(What you should do)
Extract and list every line that contains the word "structured".

========

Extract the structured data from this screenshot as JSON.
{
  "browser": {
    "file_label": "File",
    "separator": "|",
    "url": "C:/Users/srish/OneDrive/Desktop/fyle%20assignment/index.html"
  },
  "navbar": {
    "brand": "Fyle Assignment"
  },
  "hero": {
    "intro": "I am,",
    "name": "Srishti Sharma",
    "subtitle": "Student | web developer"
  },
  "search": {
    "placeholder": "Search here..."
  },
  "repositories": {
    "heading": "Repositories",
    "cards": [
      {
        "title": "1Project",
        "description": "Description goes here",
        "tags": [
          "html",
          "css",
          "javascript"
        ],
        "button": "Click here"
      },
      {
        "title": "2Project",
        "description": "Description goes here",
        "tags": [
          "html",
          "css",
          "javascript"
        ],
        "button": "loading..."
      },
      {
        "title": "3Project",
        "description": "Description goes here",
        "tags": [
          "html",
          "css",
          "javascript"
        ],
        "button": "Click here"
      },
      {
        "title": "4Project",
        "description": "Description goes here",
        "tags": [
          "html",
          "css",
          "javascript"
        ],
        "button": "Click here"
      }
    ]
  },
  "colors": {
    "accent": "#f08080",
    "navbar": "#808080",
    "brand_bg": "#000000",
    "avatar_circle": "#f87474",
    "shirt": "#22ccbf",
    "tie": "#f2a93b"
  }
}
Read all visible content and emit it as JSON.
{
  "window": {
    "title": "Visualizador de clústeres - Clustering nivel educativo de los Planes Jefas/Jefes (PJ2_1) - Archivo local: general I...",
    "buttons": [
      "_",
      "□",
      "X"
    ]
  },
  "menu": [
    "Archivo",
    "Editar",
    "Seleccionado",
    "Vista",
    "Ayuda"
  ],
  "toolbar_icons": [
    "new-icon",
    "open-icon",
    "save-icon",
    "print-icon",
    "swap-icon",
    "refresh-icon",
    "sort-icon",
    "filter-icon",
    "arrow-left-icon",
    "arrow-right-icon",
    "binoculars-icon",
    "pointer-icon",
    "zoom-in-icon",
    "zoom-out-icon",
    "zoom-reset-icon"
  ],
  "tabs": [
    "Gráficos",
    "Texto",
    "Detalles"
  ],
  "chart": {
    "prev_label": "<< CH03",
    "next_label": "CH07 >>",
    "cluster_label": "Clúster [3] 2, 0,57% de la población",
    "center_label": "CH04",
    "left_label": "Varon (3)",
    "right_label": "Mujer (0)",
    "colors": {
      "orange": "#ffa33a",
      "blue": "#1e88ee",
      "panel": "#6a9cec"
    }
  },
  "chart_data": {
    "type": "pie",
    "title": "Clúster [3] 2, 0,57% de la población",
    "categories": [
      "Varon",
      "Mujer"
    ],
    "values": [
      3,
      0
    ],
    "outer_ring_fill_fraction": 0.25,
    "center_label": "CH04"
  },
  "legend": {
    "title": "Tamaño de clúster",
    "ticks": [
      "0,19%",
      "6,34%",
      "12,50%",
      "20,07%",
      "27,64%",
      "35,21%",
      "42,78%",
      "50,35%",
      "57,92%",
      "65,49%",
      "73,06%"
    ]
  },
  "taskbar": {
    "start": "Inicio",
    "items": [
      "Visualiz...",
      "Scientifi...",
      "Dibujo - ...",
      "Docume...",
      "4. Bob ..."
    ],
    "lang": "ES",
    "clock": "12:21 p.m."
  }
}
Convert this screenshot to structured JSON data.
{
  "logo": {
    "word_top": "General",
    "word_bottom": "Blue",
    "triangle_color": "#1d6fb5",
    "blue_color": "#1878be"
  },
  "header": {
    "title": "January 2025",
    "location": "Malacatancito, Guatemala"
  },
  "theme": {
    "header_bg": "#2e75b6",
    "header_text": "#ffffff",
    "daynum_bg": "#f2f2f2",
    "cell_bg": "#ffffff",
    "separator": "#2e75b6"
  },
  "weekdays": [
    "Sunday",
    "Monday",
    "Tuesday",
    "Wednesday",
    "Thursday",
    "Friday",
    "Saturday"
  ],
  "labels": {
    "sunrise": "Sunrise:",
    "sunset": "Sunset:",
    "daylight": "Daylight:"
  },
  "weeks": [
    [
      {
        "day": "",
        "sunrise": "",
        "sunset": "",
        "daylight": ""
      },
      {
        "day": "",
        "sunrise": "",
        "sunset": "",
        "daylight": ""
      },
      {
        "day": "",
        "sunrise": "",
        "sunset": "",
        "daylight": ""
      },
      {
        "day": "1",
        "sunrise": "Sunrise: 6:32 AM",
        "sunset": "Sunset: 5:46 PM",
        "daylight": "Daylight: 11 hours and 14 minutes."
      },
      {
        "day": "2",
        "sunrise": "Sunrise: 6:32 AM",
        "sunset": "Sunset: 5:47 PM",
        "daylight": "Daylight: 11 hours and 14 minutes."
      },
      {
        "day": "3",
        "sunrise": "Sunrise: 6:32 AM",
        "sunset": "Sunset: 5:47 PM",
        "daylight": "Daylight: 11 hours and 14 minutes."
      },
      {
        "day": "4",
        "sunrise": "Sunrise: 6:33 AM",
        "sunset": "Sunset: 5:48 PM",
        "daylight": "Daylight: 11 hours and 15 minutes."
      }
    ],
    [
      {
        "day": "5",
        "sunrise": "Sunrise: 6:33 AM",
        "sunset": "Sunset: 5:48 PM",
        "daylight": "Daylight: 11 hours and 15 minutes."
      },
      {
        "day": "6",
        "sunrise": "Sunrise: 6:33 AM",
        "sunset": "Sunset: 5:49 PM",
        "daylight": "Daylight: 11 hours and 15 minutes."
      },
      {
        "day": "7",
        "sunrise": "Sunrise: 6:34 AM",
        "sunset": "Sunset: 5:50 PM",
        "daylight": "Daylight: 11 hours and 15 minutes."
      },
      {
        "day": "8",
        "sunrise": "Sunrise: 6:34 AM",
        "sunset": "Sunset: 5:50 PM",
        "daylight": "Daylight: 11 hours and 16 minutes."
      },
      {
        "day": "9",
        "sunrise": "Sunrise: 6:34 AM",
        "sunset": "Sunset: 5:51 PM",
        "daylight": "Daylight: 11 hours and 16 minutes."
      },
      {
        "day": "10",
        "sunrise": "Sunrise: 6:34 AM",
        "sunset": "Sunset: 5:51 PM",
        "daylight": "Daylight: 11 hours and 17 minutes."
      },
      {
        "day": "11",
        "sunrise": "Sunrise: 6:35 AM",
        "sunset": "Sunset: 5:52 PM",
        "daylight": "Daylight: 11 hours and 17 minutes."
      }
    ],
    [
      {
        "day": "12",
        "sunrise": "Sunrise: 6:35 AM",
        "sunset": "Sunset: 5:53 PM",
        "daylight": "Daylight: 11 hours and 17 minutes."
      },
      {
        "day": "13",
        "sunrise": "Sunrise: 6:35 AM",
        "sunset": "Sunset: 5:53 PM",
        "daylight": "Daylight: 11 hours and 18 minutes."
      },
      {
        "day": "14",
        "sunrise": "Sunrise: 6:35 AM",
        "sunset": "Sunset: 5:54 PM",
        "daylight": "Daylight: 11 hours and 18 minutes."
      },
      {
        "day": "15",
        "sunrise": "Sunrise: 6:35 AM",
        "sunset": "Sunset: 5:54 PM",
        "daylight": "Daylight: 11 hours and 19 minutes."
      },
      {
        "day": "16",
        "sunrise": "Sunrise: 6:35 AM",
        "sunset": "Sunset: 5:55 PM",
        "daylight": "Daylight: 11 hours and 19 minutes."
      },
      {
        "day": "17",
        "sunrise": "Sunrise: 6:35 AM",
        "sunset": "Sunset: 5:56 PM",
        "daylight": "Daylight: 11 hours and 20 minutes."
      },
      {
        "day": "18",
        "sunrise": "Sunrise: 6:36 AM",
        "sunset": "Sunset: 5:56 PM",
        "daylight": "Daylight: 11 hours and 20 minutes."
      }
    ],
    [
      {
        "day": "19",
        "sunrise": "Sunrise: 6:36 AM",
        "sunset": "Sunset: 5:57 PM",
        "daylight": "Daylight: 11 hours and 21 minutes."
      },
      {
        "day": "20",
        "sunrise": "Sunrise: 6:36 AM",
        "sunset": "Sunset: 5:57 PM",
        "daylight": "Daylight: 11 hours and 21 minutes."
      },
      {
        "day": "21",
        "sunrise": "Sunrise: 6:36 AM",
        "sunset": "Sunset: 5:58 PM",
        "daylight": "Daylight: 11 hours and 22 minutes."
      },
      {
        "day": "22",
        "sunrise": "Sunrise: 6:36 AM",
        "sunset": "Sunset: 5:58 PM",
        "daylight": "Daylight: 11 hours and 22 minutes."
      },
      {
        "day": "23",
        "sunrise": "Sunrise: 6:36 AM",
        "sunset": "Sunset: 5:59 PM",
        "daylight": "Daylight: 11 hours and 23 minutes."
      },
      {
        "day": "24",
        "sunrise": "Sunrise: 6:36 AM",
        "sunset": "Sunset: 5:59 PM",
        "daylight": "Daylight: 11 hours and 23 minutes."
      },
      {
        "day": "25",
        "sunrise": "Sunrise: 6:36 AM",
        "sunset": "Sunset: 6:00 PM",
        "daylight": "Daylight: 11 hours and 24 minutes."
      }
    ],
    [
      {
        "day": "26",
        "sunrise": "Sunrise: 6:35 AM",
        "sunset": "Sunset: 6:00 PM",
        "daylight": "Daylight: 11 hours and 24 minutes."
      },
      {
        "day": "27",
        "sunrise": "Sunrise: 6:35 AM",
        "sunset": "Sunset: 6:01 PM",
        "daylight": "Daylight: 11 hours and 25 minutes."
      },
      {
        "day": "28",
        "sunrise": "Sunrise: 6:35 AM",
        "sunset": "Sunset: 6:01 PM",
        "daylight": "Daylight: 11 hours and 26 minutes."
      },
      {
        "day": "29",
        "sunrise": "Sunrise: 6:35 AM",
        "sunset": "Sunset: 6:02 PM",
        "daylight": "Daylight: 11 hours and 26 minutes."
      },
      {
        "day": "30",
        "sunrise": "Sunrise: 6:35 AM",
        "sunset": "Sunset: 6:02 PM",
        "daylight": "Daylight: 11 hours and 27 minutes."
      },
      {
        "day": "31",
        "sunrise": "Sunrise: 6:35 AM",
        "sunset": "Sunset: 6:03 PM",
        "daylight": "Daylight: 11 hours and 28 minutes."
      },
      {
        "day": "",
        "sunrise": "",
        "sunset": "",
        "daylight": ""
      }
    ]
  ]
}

========

(Problem solution)
Extract the structured data from this screenshot as JSON.
Convert this screenshot to structured JSON data.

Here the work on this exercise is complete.